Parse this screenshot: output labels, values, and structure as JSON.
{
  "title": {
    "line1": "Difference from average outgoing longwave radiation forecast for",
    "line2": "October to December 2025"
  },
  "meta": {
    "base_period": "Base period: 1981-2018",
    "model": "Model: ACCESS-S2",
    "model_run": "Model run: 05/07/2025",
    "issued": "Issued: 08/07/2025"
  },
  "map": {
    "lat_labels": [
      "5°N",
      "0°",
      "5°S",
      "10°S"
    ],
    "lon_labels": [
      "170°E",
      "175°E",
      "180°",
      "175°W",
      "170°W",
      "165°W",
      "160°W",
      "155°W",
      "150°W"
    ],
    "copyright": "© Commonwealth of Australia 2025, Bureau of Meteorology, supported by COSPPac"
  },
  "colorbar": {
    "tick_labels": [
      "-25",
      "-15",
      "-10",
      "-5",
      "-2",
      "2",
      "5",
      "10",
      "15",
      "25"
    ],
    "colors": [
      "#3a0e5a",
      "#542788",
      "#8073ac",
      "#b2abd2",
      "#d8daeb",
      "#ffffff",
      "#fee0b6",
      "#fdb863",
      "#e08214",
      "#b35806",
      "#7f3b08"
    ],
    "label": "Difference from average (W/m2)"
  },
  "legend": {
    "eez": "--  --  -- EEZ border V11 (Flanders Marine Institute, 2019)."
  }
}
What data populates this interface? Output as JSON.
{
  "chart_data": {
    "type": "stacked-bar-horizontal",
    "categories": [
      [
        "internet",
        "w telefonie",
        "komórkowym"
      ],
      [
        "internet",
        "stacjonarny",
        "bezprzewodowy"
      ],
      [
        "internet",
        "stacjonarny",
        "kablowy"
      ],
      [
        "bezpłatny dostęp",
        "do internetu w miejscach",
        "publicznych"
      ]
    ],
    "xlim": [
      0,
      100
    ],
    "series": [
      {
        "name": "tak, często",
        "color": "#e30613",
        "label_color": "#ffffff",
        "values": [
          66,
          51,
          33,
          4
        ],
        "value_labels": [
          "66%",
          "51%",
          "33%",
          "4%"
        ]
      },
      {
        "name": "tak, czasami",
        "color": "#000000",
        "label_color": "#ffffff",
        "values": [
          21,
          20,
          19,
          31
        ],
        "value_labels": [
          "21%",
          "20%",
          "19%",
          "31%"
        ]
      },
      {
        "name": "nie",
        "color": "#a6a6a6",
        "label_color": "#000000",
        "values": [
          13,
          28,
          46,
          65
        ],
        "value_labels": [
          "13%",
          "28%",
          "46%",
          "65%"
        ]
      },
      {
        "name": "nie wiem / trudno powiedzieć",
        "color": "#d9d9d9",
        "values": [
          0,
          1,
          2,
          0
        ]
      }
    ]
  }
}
==========
TASK GOAL –
Copy out each line exactly.

TASK RESULT –
Parse this screenshot: output labels, values, and structure as JSON.
{
  "title": {
    "line1": "Difference from average outgoing longwave radiation forecast for",
    "line2": "October to December 2025"
  },
  "meta": {
    "base_period": "Base period: 1981-2018",
    "model": "Model: ACCESS-S2",
    "model_run": "Model run: 05/07/2025",
    "issued": "Issued: 08/07/2025"
  },
  "map": {
    "lat_labels": [
      "5°N",
      "0°",
      "5°S",
      "10°S"
    ],
    "lon_labels": [
      "170°E",
      "175°E",
      "180°",
      "175°W",
      "170°W",
      "165°W",
      "160°W",
      "155°W",
      "150°W"
    ],
    "copyright": "© Commonwealth of Australia 2025, Bureau of Meteorology, supported by COSPPac"
  },
  "colorbar": {
    "tick_labels": [
      "-25",
      "-15",
      "-10",
      "-5",
      "-2",
      "2",
      "5",
      "10",
      "15",
      "25"
    ],
    "colors": [
      "#3a0e5a",
      "#542788",
      "#8073ac",
      "#b2abd2",
      "#d8daeb",
      "#ffffff",
      "#fee0b6",
      "#fdb863",
      "#e08214",
      "#b35806",
      "#7f3b08"
    ],
    "label": "Difference from average (W/m2)"
  },
  "legend": {
    "eez": "--  --  -- EEZ border V11 (Flanders Marine Institute, 2019)."
  }
}
What data populates this interface? Output as JSON.
{
  "chart_data": {
    "type": "stacked-bar-horizontal",
    "categories": [
      [
        "internet",
        "w telefonie",
        "komórkowym"
      ],
      [
        "internet",
        "stacjonarny",
        "bezprzewodowy"
      ],
      [
        "internet",
        "stacjonarny",
        "kablowy"
      ],
      [
        "bezpłatny dostęp",
        "do internetu w miejscach",
        "publicznych"
      ]
    ],
    "xlim": [
      0,
      100
    ],
    "series": [
      {
        "name": "tak, często",
        "color": "#e30613",
        "label_color": "#ffffff",
        "values": [
          66,
          51,
          33,
          4
        ],
        "value_labels": [
          "66%",
          "51%",
          "33%",
          "4%"
        ]
      },
      {
        "name": "tak, czasami",
        "color": "#000000",
        "label_color": "#ffffff",
        "values": [
          21,
          20,
          19,
          31
        ],
        "value_labels": [
          "21%",
          "20%",
          "19%",
          "31%"
        ]
      },
      {
        "name": "nie",
        "color": "#a6a6a6",
        "label_color": "#000000",
        "values": [
          13,
          28,
          46,
          65
        ],
        "value_labels": [
          "13%",
          "28%",
          "46%",
          "65%"
        ]
      },
      {
        "name": "nie wiem / trudno powiedzieć",
        "color": "#d9d9d9",
        "values": [
          0,
          1,
          2,
          0
        ]
      }
    ]
  }
}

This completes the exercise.